▶ **Aufgaben**:
a – Was gab laut Textauszug den Anstoß dafür, dass eine rechtsmedizinische Untersuchung durchgeführt wurde?
b – Nenne alle Personen, die im Textauszug nur über ihre Rolle erwähnt werden.

▶ **Textauszug**:
****************

Doch hier wird es sprachlich und juristisch spitzfindig. Es geht um die Frage, ob die Eingabe der Substanz Restblut des Verstorbenen ersetzt oder ausgetauscht haben könnte und ob das dann als ein Eingriff in die gesetzlich geschützte Totenruhe gewertet werden kann.
Ergebnise der Untersuchung führten zum juristischen Nachspiel
Eine rechtsmedizinische Untersuchung war in diesem Fall erst durchgeführt worden, nachdem ein Aufsichtsbeamter im Krematorium auf dem Totenschein einen Sturz des Verstorbenen verzeichnet sah. Der hatte aber, wie sich herausstellte, mit der Todesursache nichts zu tun. Doch die Ergebnisse der rechtsmedizinischen Untersuchung führten zu dem juristischen Nachspiel, das inzwischen zwei Staatsanwaltschaften und zwei Amtsgerichte beschäftigt hat. Auch das Amtsgericht Mülheim wird damit weiter betraut sein.
Denn nach einer kurzen und intensiven ersten Verhandlung waren sich Anwalt und Richter zumindest darin einig, dass das Gutachten des Sachverständigen so interpretationsfähig und interpretationsbedürftig ist, dass er bei der nächsten Verhandlung persönlich angehört werden soll.

****************

▶ **Gespeicherte Einträge aus einer Sammlung**:
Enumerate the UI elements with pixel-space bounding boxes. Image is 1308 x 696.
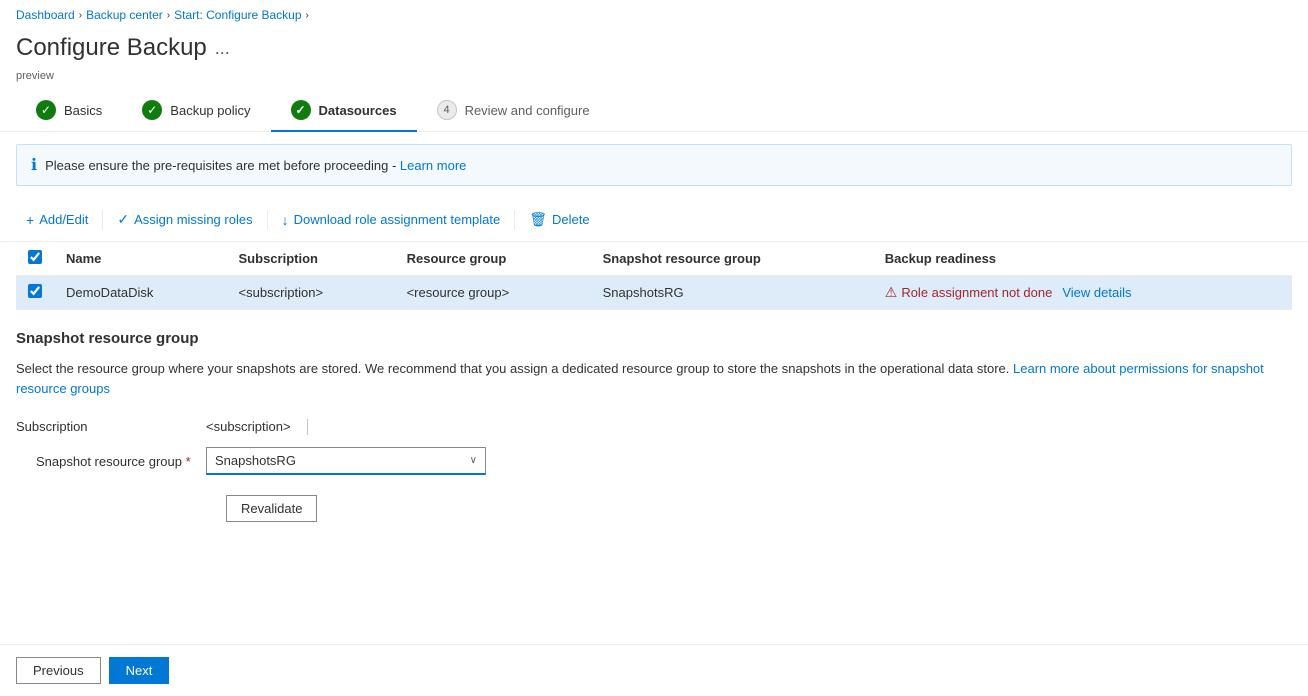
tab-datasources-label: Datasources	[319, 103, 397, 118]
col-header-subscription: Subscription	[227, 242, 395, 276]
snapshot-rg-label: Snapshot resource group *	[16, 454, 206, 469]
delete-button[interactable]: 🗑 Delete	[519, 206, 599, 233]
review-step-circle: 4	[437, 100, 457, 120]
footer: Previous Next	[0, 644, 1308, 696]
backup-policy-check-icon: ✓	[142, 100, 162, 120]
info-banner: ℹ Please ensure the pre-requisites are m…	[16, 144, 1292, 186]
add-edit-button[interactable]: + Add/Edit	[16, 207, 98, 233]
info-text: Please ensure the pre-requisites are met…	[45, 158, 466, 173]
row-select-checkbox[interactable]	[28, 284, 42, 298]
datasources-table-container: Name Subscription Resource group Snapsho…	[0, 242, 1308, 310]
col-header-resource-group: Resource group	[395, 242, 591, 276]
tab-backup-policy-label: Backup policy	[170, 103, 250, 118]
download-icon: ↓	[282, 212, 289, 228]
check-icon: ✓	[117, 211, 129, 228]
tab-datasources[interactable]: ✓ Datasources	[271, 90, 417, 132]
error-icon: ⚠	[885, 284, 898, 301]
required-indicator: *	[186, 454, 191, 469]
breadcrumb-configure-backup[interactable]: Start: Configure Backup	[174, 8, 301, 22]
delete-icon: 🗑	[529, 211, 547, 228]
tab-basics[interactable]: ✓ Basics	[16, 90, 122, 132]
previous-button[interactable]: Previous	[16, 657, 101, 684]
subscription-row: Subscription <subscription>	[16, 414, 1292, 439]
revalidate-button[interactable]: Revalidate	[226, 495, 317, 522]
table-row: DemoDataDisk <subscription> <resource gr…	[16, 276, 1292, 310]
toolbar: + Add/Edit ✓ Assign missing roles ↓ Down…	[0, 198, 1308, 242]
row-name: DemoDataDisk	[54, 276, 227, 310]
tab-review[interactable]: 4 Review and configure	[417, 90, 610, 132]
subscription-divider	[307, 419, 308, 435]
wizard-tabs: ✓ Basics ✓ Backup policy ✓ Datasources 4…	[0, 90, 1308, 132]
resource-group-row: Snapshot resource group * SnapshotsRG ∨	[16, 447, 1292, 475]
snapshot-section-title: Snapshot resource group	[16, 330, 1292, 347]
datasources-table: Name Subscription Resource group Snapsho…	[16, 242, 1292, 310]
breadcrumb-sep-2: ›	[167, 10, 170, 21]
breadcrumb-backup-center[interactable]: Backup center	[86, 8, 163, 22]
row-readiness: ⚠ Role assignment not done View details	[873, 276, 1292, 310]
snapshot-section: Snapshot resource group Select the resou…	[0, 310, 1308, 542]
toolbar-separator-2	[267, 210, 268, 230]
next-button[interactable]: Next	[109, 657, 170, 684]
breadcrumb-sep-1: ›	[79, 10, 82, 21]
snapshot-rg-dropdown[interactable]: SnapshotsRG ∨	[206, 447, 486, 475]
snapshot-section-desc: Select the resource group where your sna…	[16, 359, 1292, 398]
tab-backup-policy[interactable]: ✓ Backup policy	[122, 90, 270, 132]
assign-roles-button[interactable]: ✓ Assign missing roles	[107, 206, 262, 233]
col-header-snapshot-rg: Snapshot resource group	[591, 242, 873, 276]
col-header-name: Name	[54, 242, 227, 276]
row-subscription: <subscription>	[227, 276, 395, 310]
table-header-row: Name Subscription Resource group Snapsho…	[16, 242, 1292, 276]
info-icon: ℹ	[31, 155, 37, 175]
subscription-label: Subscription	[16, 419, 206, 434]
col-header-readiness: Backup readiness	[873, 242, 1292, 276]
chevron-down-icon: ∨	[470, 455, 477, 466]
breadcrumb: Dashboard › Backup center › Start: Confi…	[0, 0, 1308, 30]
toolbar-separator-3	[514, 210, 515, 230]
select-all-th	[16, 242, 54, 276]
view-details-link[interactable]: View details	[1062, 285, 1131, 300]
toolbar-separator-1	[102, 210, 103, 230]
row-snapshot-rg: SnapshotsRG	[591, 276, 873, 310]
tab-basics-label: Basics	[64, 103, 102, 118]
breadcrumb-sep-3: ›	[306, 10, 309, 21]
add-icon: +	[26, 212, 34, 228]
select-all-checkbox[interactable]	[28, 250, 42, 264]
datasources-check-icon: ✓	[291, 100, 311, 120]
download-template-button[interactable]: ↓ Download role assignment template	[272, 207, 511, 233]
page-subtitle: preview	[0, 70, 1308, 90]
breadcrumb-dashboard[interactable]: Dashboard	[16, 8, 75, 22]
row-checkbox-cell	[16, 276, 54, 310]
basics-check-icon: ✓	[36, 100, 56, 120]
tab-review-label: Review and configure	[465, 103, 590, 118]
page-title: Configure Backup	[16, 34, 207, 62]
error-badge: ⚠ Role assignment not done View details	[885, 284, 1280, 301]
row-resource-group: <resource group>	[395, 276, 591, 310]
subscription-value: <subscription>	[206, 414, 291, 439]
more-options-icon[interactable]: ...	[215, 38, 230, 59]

****************

▶ **Lösungen**:
a – Ein Aufsichtsbeamter im Krematorium sah auf dem Totenschein einen Sturz des Verstorbenen verzeichnet.

b – der Verstorbene, ein Aufsichtsbeamter im Krematorium, der Anwalt, der Richter, der Sachverständige